GIVEN INSTRUCTION => State the number of lines that contain the word "image", and add nothing else.
--- begin RAW DATA ---
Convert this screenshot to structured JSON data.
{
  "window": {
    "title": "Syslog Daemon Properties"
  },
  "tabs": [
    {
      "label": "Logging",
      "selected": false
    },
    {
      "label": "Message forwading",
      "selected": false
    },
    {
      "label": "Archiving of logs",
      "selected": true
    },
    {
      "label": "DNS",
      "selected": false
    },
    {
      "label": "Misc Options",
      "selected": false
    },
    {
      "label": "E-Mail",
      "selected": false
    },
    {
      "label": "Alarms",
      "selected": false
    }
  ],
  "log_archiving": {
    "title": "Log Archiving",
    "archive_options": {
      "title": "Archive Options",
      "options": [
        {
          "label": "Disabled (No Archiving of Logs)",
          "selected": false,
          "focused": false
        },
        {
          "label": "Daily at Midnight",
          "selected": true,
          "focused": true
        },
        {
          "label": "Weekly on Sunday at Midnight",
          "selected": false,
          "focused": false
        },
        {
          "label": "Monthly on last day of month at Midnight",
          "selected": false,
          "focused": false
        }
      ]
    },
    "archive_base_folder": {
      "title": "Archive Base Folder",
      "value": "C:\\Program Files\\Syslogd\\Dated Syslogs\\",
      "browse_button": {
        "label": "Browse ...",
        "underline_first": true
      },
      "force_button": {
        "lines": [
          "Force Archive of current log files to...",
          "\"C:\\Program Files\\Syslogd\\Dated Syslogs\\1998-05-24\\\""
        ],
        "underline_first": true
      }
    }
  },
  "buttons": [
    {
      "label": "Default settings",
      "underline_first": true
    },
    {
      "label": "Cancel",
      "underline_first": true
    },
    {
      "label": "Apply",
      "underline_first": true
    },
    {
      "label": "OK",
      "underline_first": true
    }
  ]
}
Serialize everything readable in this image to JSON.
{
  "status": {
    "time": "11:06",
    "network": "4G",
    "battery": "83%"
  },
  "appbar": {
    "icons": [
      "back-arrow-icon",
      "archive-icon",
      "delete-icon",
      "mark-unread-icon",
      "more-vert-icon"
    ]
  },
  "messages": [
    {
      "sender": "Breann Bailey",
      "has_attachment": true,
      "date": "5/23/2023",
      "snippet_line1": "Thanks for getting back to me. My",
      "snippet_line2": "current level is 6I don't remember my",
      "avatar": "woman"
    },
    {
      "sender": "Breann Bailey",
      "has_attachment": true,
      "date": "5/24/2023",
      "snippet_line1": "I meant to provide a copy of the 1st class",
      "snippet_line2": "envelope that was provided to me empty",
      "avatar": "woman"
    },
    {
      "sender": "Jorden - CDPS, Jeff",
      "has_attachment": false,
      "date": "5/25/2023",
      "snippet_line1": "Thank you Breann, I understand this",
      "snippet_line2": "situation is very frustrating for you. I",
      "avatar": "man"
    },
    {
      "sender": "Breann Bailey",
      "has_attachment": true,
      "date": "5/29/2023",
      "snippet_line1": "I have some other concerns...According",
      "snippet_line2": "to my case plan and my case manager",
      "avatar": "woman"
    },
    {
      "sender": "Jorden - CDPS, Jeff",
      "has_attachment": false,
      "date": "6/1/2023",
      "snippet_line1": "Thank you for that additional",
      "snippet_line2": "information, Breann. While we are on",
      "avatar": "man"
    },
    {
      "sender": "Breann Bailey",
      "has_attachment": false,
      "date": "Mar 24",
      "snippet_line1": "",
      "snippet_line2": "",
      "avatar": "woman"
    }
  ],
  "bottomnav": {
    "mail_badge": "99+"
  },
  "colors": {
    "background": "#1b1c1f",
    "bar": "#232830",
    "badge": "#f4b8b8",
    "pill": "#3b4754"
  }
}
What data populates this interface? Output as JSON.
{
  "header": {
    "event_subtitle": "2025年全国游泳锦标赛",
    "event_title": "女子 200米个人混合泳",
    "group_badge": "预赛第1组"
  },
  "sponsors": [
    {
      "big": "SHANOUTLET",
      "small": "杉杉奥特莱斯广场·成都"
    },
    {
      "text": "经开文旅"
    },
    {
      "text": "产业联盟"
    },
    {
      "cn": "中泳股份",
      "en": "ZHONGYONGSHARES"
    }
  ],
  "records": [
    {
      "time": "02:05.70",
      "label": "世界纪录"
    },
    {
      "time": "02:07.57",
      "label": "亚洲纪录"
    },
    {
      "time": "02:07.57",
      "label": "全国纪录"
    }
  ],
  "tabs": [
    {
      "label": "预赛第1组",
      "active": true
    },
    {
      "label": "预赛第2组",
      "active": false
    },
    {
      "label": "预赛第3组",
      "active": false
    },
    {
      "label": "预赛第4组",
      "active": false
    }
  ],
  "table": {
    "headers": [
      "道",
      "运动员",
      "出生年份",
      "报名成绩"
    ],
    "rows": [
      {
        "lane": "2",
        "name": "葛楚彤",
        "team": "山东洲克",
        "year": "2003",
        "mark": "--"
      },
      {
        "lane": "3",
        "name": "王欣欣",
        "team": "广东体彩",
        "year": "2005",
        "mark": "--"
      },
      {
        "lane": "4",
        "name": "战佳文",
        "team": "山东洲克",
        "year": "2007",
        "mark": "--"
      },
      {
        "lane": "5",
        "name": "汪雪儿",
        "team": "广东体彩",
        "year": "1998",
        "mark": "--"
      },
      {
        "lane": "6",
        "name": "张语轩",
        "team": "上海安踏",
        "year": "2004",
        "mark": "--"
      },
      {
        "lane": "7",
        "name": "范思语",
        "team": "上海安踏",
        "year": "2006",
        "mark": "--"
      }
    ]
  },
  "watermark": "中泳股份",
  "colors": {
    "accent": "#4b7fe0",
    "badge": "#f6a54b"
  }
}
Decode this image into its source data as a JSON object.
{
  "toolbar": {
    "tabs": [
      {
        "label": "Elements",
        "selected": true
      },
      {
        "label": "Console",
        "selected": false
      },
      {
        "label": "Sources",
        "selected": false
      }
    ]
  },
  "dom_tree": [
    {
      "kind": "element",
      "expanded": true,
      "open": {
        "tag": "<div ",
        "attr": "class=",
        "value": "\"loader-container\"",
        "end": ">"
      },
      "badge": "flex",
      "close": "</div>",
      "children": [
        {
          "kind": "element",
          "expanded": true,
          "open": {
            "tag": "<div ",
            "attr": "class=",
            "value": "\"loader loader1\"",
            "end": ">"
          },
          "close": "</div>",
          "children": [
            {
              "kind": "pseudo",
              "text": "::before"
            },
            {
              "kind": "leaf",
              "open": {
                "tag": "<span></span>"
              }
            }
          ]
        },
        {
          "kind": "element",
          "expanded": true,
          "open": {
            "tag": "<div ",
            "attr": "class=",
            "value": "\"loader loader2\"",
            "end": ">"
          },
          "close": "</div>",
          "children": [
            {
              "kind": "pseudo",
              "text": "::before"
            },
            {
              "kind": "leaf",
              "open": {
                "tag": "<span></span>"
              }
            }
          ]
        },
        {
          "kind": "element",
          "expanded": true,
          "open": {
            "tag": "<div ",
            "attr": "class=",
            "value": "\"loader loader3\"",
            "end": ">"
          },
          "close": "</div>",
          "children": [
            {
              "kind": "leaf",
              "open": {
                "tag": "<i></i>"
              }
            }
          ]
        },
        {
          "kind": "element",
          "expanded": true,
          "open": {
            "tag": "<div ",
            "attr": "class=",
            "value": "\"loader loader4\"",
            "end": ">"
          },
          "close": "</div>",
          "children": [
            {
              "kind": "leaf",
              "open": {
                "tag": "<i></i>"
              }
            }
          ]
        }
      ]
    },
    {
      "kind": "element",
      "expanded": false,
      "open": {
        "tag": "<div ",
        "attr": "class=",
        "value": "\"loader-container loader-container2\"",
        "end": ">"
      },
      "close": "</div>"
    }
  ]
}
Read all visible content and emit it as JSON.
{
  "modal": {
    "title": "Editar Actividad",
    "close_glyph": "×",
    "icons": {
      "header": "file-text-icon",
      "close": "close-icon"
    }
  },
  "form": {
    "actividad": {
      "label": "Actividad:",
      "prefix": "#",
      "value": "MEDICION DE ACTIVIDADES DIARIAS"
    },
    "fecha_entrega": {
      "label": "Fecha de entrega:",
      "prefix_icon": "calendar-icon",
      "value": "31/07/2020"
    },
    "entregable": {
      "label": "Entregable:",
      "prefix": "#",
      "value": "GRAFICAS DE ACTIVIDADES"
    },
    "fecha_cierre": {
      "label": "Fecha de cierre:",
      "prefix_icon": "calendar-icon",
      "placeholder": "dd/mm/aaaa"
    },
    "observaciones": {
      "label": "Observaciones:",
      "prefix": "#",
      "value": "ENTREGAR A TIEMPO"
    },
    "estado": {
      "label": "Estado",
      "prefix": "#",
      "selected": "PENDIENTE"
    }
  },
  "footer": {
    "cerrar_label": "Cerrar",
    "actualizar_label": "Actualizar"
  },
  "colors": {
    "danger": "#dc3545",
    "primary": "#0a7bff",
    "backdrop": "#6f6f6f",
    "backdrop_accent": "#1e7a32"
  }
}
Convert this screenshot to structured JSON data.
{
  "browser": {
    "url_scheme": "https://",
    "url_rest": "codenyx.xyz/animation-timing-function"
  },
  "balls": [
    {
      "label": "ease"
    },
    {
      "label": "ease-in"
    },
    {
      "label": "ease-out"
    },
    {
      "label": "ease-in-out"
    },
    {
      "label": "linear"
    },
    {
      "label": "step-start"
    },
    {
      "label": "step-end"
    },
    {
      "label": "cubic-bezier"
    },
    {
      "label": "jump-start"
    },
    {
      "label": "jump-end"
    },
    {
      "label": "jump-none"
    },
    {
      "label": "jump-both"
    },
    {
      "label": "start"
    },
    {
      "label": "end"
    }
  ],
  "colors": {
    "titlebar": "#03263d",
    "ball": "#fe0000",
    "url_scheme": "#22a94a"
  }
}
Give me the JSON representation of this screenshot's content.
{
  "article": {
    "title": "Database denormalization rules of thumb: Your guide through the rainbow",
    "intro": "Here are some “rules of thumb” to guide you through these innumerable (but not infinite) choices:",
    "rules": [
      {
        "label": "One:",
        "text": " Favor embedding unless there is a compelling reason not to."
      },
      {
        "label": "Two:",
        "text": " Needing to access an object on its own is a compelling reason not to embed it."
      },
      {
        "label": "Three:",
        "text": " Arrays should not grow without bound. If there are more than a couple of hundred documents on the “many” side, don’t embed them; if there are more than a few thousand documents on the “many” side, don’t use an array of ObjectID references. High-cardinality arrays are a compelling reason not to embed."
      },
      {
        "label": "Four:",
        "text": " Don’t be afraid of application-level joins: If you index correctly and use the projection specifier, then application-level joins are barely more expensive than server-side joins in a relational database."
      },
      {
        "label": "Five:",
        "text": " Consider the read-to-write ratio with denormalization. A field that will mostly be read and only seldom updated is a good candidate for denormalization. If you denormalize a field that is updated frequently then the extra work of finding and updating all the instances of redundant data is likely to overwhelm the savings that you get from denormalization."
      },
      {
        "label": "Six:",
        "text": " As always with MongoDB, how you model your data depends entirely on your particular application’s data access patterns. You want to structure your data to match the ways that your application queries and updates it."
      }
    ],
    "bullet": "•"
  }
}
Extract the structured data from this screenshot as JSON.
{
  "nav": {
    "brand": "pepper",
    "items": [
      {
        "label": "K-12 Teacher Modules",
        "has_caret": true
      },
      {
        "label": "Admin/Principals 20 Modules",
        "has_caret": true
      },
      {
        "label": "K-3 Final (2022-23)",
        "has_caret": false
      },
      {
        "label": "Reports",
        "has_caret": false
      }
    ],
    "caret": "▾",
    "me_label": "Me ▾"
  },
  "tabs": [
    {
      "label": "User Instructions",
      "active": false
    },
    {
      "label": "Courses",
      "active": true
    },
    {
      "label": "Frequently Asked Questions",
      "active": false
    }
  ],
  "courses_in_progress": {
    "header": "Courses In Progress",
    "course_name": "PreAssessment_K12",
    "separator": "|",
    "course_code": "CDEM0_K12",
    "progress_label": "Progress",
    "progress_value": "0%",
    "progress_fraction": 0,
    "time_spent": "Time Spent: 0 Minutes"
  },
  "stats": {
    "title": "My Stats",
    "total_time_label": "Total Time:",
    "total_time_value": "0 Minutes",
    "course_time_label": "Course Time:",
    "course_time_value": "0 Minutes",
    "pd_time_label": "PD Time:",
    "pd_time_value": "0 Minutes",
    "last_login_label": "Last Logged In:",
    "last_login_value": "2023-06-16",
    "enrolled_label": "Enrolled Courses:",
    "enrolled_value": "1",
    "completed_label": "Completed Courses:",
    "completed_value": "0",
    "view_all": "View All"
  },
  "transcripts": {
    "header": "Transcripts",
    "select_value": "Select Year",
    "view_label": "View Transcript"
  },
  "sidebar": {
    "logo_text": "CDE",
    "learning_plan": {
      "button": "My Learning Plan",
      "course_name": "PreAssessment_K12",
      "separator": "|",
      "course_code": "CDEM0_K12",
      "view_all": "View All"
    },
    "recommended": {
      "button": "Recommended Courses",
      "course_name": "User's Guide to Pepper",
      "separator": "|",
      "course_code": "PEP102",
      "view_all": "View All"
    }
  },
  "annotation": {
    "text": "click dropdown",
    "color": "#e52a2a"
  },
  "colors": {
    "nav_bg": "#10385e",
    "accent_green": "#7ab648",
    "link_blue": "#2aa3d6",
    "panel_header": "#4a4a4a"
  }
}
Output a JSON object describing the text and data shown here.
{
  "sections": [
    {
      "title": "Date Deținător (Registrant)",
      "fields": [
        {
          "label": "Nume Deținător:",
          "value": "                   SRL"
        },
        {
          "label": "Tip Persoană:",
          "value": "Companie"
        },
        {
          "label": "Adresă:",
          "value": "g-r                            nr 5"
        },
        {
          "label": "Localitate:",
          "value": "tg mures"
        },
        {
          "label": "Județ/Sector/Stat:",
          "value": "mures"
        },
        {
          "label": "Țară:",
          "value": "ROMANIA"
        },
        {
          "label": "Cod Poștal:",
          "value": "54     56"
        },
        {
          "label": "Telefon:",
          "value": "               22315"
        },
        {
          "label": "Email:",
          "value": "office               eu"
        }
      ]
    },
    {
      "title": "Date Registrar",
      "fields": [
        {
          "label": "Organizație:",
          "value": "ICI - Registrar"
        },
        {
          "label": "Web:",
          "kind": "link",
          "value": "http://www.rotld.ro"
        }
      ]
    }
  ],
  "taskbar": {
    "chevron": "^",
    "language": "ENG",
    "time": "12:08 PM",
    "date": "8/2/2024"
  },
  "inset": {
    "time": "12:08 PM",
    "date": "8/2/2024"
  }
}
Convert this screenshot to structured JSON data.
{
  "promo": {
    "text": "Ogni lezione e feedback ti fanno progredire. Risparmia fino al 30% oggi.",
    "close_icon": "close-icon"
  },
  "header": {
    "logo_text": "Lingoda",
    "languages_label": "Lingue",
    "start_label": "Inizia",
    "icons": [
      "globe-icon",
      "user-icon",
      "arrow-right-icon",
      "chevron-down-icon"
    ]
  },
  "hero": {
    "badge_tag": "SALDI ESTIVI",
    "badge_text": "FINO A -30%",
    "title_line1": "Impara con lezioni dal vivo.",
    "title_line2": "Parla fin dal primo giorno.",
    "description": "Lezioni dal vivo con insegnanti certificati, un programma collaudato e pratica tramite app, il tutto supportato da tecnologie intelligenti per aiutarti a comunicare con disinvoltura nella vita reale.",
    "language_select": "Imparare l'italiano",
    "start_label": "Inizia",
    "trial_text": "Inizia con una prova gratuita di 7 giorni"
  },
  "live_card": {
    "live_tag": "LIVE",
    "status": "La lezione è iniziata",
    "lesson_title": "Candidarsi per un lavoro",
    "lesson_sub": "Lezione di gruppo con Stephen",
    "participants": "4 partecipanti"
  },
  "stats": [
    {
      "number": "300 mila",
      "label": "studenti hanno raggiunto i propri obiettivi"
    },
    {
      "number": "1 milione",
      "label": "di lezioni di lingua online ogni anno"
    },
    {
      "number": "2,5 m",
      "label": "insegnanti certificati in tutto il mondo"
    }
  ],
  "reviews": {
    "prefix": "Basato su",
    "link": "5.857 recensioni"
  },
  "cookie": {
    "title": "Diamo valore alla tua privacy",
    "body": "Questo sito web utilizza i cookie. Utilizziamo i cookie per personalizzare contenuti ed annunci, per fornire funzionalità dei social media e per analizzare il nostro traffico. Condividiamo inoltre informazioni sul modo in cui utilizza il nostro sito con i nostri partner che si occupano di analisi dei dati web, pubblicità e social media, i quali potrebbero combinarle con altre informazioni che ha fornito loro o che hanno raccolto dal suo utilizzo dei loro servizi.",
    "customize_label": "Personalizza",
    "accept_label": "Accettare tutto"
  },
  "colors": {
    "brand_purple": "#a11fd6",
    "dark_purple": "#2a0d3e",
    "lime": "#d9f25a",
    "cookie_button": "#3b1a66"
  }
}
--- end RAW DATA ---
FULL OUTPUT => 2